-- START OF SUPPLIED ENTRIES --
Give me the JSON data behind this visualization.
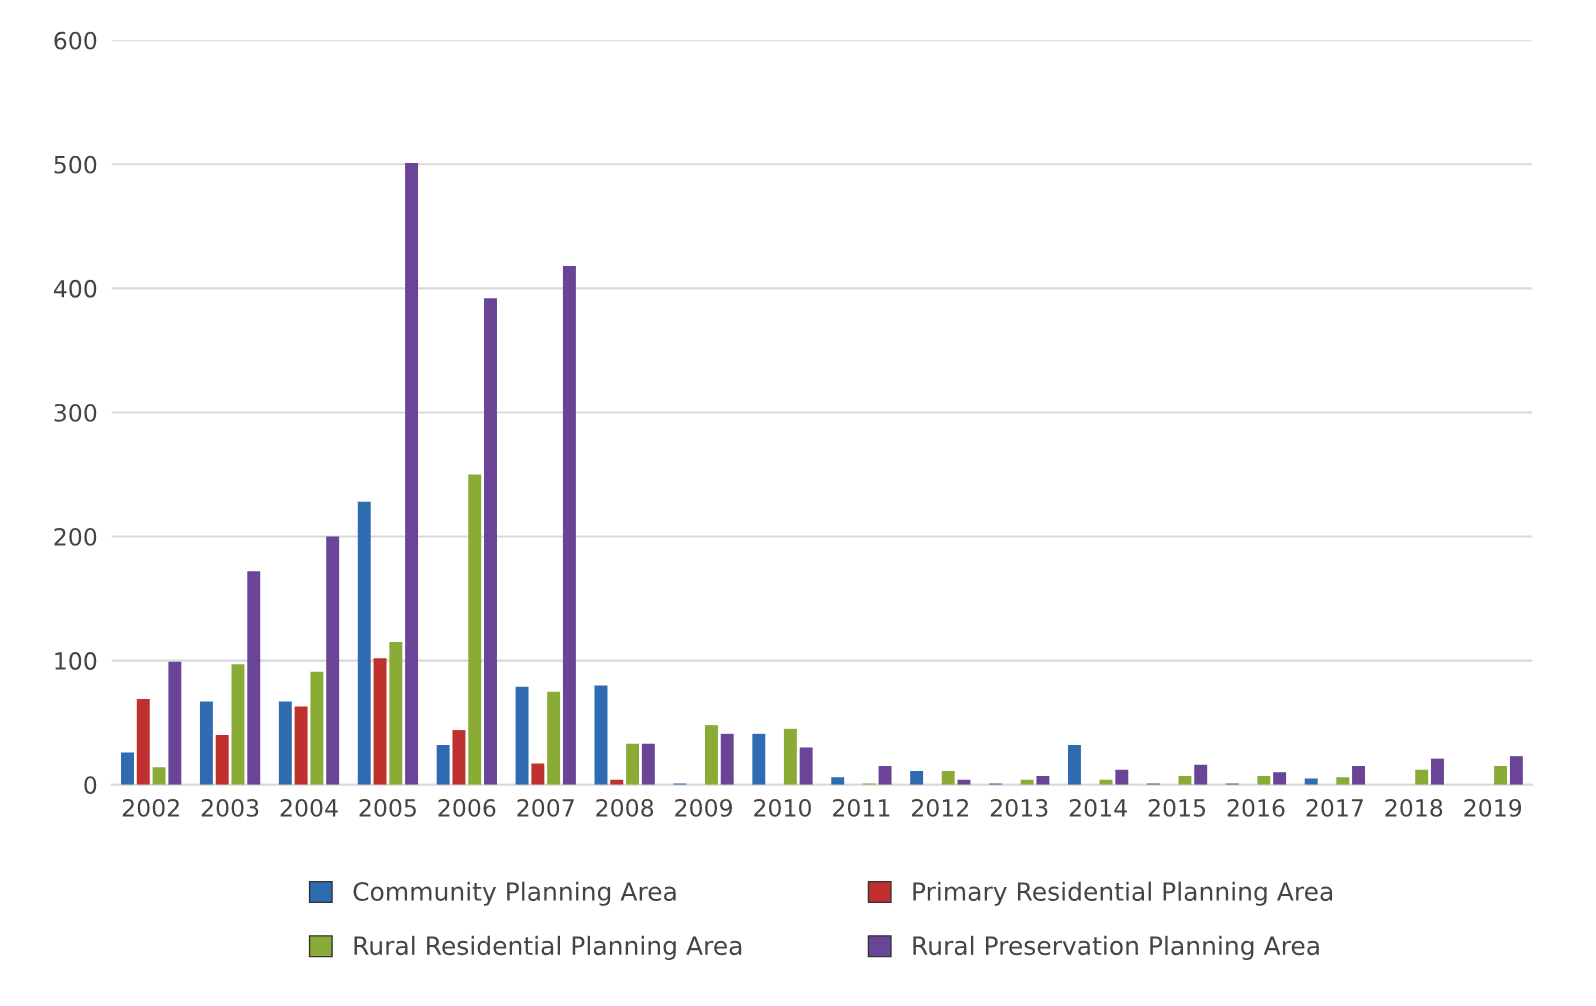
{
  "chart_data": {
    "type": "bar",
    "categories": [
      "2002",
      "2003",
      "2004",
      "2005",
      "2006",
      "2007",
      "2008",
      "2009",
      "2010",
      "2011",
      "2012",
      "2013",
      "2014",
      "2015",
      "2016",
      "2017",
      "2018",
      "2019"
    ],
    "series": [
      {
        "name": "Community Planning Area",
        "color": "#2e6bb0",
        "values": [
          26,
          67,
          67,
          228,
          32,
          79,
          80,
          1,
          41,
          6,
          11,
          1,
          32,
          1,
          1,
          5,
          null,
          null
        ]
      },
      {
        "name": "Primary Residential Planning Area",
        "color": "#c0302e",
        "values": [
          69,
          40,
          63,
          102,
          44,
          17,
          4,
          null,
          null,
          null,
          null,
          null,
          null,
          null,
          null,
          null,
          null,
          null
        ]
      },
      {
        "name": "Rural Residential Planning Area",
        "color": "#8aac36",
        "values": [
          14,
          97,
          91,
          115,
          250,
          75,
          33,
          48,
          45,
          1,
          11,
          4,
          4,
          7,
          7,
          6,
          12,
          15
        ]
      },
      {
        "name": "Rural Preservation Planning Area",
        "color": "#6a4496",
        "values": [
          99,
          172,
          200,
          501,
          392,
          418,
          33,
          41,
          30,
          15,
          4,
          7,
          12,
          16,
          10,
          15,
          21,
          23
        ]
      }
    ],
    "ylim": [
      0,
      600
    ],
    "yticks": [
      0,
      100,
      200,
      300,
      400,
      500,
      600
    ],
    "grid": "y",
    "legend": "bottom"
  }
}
-- END OF SUPPLIED ENTRIES --
◆ DO THIS ◆
Every line of the material is to be quoted exactly, with no pictures carried over.

◆ SOLUTION TO THE EXERCISE ◆
Give me the JSON data behind this visualization.
{
  "chart_data": {
    "type": "bar",
    "categories": [
      "2002",
      "2003",
      "2004",
      "2005",
      "2006",
      "2007",
      "2008",
      "2009",
      "2010",
      "2011",
      "2012",
      "2013",
      "2014",
      "2015",
      "2016",
      "2017",
      "2018",
      "2019"
    ],
    "series": [
      {
        "name": "Community Planning Area",
        "color": "#2e6bb0",
        "values": [
          26,
          67,
          67,
          228,
          32,
          79,
          80,
          1,
          41,
          6,
          11,
          1,
          32,
          1,
          1,
          5,
          null,
          null
        ]
      },
      {
        "name": "Primary Residential Planning Area",
        "color": "#c0302e",
        "values": [
          69,
          40,
          63,
          102,
          44,
          17,
          4,
          null,
          null,
          null,
          null,
          null,
          null,
          null,
          null,
          null,
          null,
          null
        ]
      },
      {
        "name": "Rural Residential Planning Area",
        "color": "#8aac36",
        "values": [
          14,
          97,
          91,
          115,
          250,
          75,
          33,
          48,
          45,
          1,
          11,
          4,
          4,
          7,
          7,
          6,
          12,
          15
        ]
      },
      {
        "name": "Rural Preservation Planning Area",
        "color": "#6a4496",
        "values": [
          99,
          172,
          200,
          501,
          392,
          418,
          33,
          41,
          30,
          15,
          4,
          7,
          12,
          16,
          10,
          15,
          21,
          23
        ]
      }
    ],
    "ylim": [
      0,
      600
    ],
    "yticks": [
      0,
      100,
      200,
      300,
      400,
      500,
      600
    ],
    "grid": "y",
    "legend": "bottom"
  }
}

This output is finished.